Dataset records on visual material
* start *

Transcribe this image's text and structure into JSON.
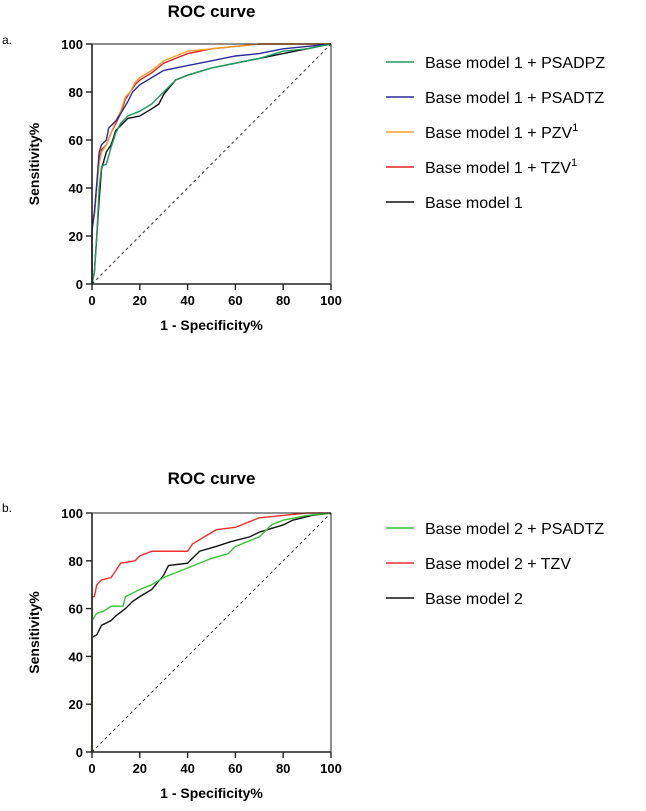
{
  "chart_data": [
    {
      "panel_label": "a.",
      "type": "line",
      "title": "ROC curve",
      "xlabel": "1 - Specificity%",
      "ylabel": "Sensitivity%",
      "xlim": [
        0,
        100
      ],
      "ylim": [
        0,
        100
      ],
      "ticks": [
        0,
        20,
        40,
        60,
        80,
        100
      ],
      "legend_position": "right",
      "series": [
        {
          "name": "Base model 1 + PSADPZ",
          "sup": "",
          "color": "#1e9a5e",
          "points": [
            [
              0,
              0
            ],
            [
              1,
              5
            ],
            [
              2,
              20
            ],
            [
              3,
              40
            ],
            [
              4,
              49
            ],
            [
              6,
              50
            ],
            [
              8,
              57
            ],
            [
              10,
              63
            ],
            [
              12,
              67
            ],
            [
              15,
              70
            ],
            [
              20,
              72
            ],
            [
              25,
              75
            ],
            [
              30,
              80
            ],
            [
              35,
              85
            ],
            [
              40,
              87
            ],
            [
              50,
              90
            ],
            [
              60,
              92
            ],
            [
              70,
              94
            ],
            [
              80,
              97
            ],
            [
              90,
              98
            ],
            [
              100,
              100
            ]
          ]
        },
        {
          "name": "Base model 1 + PSADTZ",
          "sup": "",
          "color": "#2c2c96",
          "points": [
            [
              0,
              0
            ],
            [
              0,
              22
            ],
            [
              1,
              30
            ],
            [
              2,
              42
            ],
            [
              3,
              55
            ],
            [
              4,
              58
            ],
            [
              6,
              60
            ],
            [
              7,
              65
            ],
            [
              10,
              68
            ],
            [
              12,
              71
            ],
            [
              15,
              76
            ],
            [
              17,
              80
            ],
            [
              20,
              83
            ],
            [
              25,
              86
            ],
            [
              30,
              89
            ],
            [
              40,
              91
            ],
            [
              50,
              93
            ],
            [
              60,
              95
            ],
            [
              70,
              96
            ],
            [
              80,
              98
            ],
            [
              90,
              99
            ],
            [
              100,
              100
            ]
          ]
        },
        {
          "name": "Base model 1 + PZV",
          "sup": "1",
          "color": "#f0a030",
          "points": [
            [
              0,
              0
            ],
            [
              0,
              24
            ],
            [
              1,
              30
            ],
            [
              2,
              40
            ],
            [
              3,
              50
            ],
            [
              4,
              55
            ],
            [
              6,
              58
            ],
            [
              8,
              63
            ],
            [
              10,
              68
            ],
            [
              12,
              72
            ],
            [
              14,
              78
            ],
            [
              16,
              80
            ],
            [
              18,
              84
            ],
            [
              20,
              86
            ],
            [
              25,
              89
            ],
            [
              30,
              93
            ],
            [
              35,
              95
            ],
            [
              40,
              97
            ],
            [
              50,
              98
            ],
            [
              60,
              99
            ],
            [
              70,
              100
            ],
            [
              100,
              100
            ]
          ]
        },
        {
          "name": "Base model 1 + TZV",
          "sup": "1",
          "color": "#e02020",
          "points": [
            [
              0,
              0
            ],
            [
              0,
              23
            ],
            [
              1,
              29
            ],
            [
              2,
              40
            ],
            [
              3,
              52
            ],
            [
              4,
              56
            ],
            [
              6,
              58
            ],
            [
              8,
              63
            ],
            [
              10,
              67
            ],
            [
              12,
              71
            ],
            [
              14,
              77
            ],
            [
              16,
              80
            ],
            [
              18,
              83
            ],
            [
              20,
              85
            ],
            [
              25,
              88
            ],
            [
              30,
              92
            ],
            [
              35,
              94
            ],
            [
              40,
              96
            ],
            [
              50,
              98
            ],
            [
              60,
              99
            ],
            [
              70,
              100
            ],
            [
              100,
              100
            ]
          ]
        },
        {
          "name": "Base model 1",
          "sup": "",
          "color": "#111111",
          "points": [
            [
              0,
              0
            ],
            [
              1,
              5
            ],
            [
              2,
              20
            ],
            [
              3,
              35
            ],
            [
              4,
              48
            ],
            [
              6,
              55
            ],
            [
              8,
              58
            ],
            [
              10,
              64
            ],
            [
              12,
              66
            ],
            [
              15,
              69
            ],
            [
              20,
              70
            ],
            [
              25,
              73
            ],
            [
              28,
              75
            ],
            [
              30,
              79
            ],
            [
              35,
              85
            ],
            [
              40,
              87
            ],
            [
              50,
              90
            ],
            [
              60,
              92
            ],
            [
              70,
              94
            ],
            [
              80,
              96
            ],
            [
              90,
              98
            ],
            [
              100,
              100
            ]
          ]
        }
      ]
    },
    {
      "panel_label": "b.",
      "type": "line",
      "title": "ROC curve",
      "xlabel": "1 - Specificity%",
      "ylabel": "Sensitivity%",
      "xlim": [
        0,
        100
      ],
      "ylim": [
        0,
        100
      ],
      "ticks": [
        0,
        20,
        40,
        60,
        80,
        100
      ],
      "legend_position": "right",
      "series": [
        {
          "name": "Base model 2 + PSADTZ",
          "sup": "",
          "color": "#3cc03c",
          "points": [
            [
              0,
              0
            ],
            [
              0,
              55
            ],
            [
              2,
              58
            ],
            [
              5,
              59
            ],
            [
              8,
              61
            ],
            [
              13,
              61
            ],
            [
              14,
              65
            ],
            [
              20,
              68
            ],
            [
              25,
              70
            ],
            [
              30,
              73
            ],
            [
              35,
              75
            ],
            [
              40,
              77
            ],
            [
              50,
              81
            ],
            [
              57,
              83
            ],
            [
              60,
              86
            ],
            [
              70,
              90
            ],
            [
              75,
              95
            ],
            [
              80,
              97
            ],
            [
              90,
              99
            ],
            [
              100,
              100
            ]
          ]
        },
        {
          "name": "Base model 2 + TZV",
          "sup": "",
          "color": "#f03030",
          "points": [
            [
              0,
              0
            ],
            [
              0,
              65
            ],
            [
              1,
              65
            ],
            [
              2,
              70
            ],
            [
              4,
              72
            ],
            [
              8,
              73
            ],
            [
              10,
              76
            ],
            [
              12,
              79
            ],
            [
              18,
              80
            ],
            [
              20,
              82
            ],
            [
              25,
              84
            ],
            [
              40,
              84
            ],
            [
              42,
              87
            ],
            [
              47,
              90
            ],
            [
              52,
              93
            ],
            [
              60,
              94
            ],
            [
              65,
              96
            ],
            [
              70,
              98
            ],
            [
              80,
              99
            ],
            [
              90,
              100
            ],
            [
              100,
              100
            ]
          ]
        },
        {
          "name": "Base model 2",
          "sup": "",
          "color": "#111111",
          "points": [
            [
              0,
              0
            ],
            [
              0,
              48
            ],
            [
              2,
              49
            ],
            [
              4,
              53
            ],
            [
              8,
              55
            ],
            [
              10,
              57
            ],
            [
              14,
              60
            ],
            [
              17,
              63
            ],
            [
              20,
              65
            ],
            [
              25,
              68
            ],
            [
              30,
              74
            ],
            [
              32,
              78
            ],
            [
              40,
              79
            ],
            [
              42,
              81
            ],
            [
              45,
              84
            ],
            [
              52,
              86
            ],
            [
              58,
              88
            ],
            [
              66,
              90
            ],
            [
              70,
              92
            ],
            [
              80,
              95
            ],
            [
              84,
              97
            ],
            [
              92,
              99
            ],
            [
              100,
              100
            ]
          ]
        }
      ]
    }
  ]
}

* end *

Instructions for the task - Will you restate every entry word for word and omit the images?

Answer to this problem -
Transcribe this image's text and structure into JSON.
{
  "chart_data": [
    {
      "panel_label": "a.",
      "type": "line",
      "title": "ROC curve",
      "xlabel": "1 - Specificity%",
      "ylabel": "Sensitivity%",
      "xlim": [
        0,
        100
      ],
      "ylim": [
        0,
        100
      ],
      "ticks": [
        0,
        20,
        40,
        60,
        80,
        100
      ],
      "legend_position": "right",
      "series": [
        {
          "name": "Base model 1 + PSADPZ",
          "sup": "",
          "color": "#1e9a5e",
          "points": [
            [
              0,
              0
            ],
            [
              1,
              5
            ],
            [
              2,
              20
            ],
            [
              3,
              40
            ],
            [
              4,
              49
            ],
            [
              6,
              50
            ],
            [
              8,
              57
            ],
            [
              10,
              63
            ],
            [
              12,
              67
            ],
            [
              15,
              70
            ],
            [
              20,
              72
            ],
            [
              25,
              75
            ],
            [
              30,
              80
            ],
            [
              35,
              85
            ],
            [
              40,
              87
            ],
            [
              50,
              90
            ],
            [
              60,
              92
            ],
            [
              70,
              94
            ],
            [
              80,
              97
            ],
            [
              90,
              98
            ],
            [
              100,
              100
            ]
          ]
        },
        {
          "name": "Base model 1 + PSADTZ",
          "sup": "",
          "color": "#2c2c96",
          "points": [
            [
              0,
              0
            ],
            [
              0,
              22
            ],
            [
              1,
              30
            ],
            [
              2,
              42
            ],
            [
              3,
              55
            ],
            [
              4,
              58
            ],
            [
              6,
              60
            ],
            [
              7,
              65
            ],
            [
              10,
              68
            ],
            [
              12,
              71
            ],
            [
              15,
              76
            ],
            [
              17,
              80
            ],
            [
              20,
              83
            ],
            [
              25,
              86
            ],
            [
              30,
              89
            ],
            [
              40,
              91
            ],
            [
              50,
              93
            ],
            [
              60,
              95
            ],
            [
              70,
              96
            ],
            [
              80,
              98
            ],
            [
              90,
              99
            ],
            [
              100,
              100
            ]
          ]
        },
        {
          "name": "Base model 1 + PZV",
          "sup": "1",
          "color": "#f0a030",
          "points": [
            [
              0,
              0
            ],
            [
              0,
              24
            ],
            [
              1,
              30
            ],
            [
              2,
              40
            ],
            [
              3,
              50
            ],
            [
              4,
              55
            ],
            [
              6,
              58
            ],
            [
              8,
              63
            ],
            [
              10,
              68
            ],
            [
              12,
              72
            ],
            [
              14,
              78
            ],
            [
              16,
              80
            ],
            [
              18,
              84
            ],
            [
              20,
              86
            ],
            [
              25,
              89
            ],
            [
              30,
              93
            ],
            [
              35,
              95
            ],
            [
              40,
              97
            ],
            [
              50,
              98
            ],
            [
              60,
              99
            ],
            [
              70,
              100
            ],
            [
              100,
              100
            ]
          ]
        },
        {
          "name": "Base model 1 + TZV",
          "sup": "1",
          "color": "#e02020",
          "points": [
            [
              0,
              0
            ],
            [
              0,
              23
            ],
            [
              1,
              29
            ],
            [
              2,
              40
            ],
            [
              3,
              52
            ],
            [
              4,
              56
            ],
            [
              6,
              58
            ],
            [
              8,
              63
            ],
            [
              10,
              67
            ],
            [
              12,
              71
            ],
            [
              14,
              77
            ],
            [
              16,
              80
            ],
            [
              18,
              83
            ],
            [
              20,
              85
            ],
            [
              25,
              88
            ],
            [
              30,
              92
            ],
            [
              35,
              94
            ],
            [
              40,
              96
            ],
            [
              50,
              98
            ],
            [
              60,
              99
            ],
            [
              70,
              100
            ],
            [
              100,
              100
            ]
          ]
        },
        {
          "name": "Base model 1",
          "sup": "",
          "color": "#111111",
          "points": [
            [
              0,
              0
            ],
            [
              1,
              5
            ],
            [
              2,
              20
            ],
            [
              3,
              35
            ],
            [
              4,
              48
            ],
            [
              6,
              55
            ],
            [
              8,
              58
            ],
            [
              10,
              64
            ],
            [
              12,
              66
            ],
            [
              15,
              69
            ],
            [
              20,
              70
            ],
            [
              25,
              73
            ],
            [
              28,
              75
            ],
            [
              30,
              79
            ],
            [
              35,
              85
            ],
            [
              40,
              87
            ],
            [
              50,
              90
            ],
            [
              60,
              92
            ],
            [
              70,
              94
            ],
            [
              80,
              96
            ],
            [
              90,
              98
            ],
            [
              100,
              100
            ]
          ]
        }
      ]
    },
    {
      "panel_label": "b.",
      "type": "line",
      "title": "ROC curve",
      "xlabel": "1 - Specificity%",
      "ylabel": "Sensitivity%",
      "xlim": [
        0,
        100
      ],
      "ylim": [
        0,
        100
      ],
      "ticks": [
        0,
        20,
        40,
        60,
        80,
        100
      ],
      "legend_position": "right",
      "series": [
        {
          "name": "Base model 2 + PSADTZ",
          "sup": "",
          "color": "#3cc03c",
          "points": [
            [
              0,
              0
            ],
            [
              0,
              55
            ],
            [
              2,
              58
            ],
            [
              5,
              59
            ],
            [
              8,
              61
            ],
            [
              13,
              61
            ],
            [
              14,
              65
            ],
            [
              20,
              68
            ],
            [
              25,
              70
            ],
            [
              30,
              73
            ],
            [
              35,
              75
            ],
            [
              40,
              77
            ],
            [
              50,
              81
            ],
            [
              57,
              83
            ],
            [
              60,
              86
            ],
            [
              70,
              90
            ],
            [
              75,
              95
            ],
            [
              80,
              97
            ],
            [
              90,
              99
            ],
            [
              100,
              100
            ]
          ]
        },
        {
          "name": "Base model 2 + TZV",
          "sup": "",
          "color": "#f03030",
          "points": [
            [
              0,
              0
            ],
            [
              0,
              65
            ],
            [
              1,
              65
            ],
            [
              2,
              70
            ],
            [
              4,
              72
            ],
            [
              8,
              73
            ],
            [
              10,
              76
            ],
            [
              12,
              79
            ],
            [
              18,
              80
            ],
            [
              20,
              82
            ],
            [
              25,
              84
            ],
            [
              40,
              84
            ],
            [
              42,
              87
            ],
            [
              47,
              90
            ],
            [
              52,
              93
            ],
            [
              60,
              94
            ],
            [
              65,
              96
            ],
            [
              70,
              98
            ],
            [
              80,
              99
            ],
            [
              90,
              100
            ],
            [
              100,
              100
            ]
          ]
        },
        {
          "name": "Base model 2",
          "sup": "",
          "color": "#111111",
          "points": [
            [
              0,
              0
            ],
            [
              0,
              48
            ],
            [
              2,
              49
            ],
            [
              4,
              53
            ],
            [
              8,
              55
            ],
            [
              10,
              57
            ],
            [
              14,
              60
            ],
            [
              17,
              63
            ],
            [
              20,
              65
            ],
            [
              25,
              68
            ],
            [
              30,
              74
            ],
            [
              32,
              78
            ],
            [
              40,
              79
            ],
            [
              42,
              81
            ],
            [
              45,
              84
            ],
            [
              52,
              86
            ],
            [
              58,
              88
            ],
            [
              66,
              90
            ],
            [
              70,
              92
            ],
            [
              80,
              95
            ],
            [
              84,
              97
            ],
            [
              92,
              99
            ],
            [
              100,
              100
            ]
          ]
        }
      ]
    }
  ]
}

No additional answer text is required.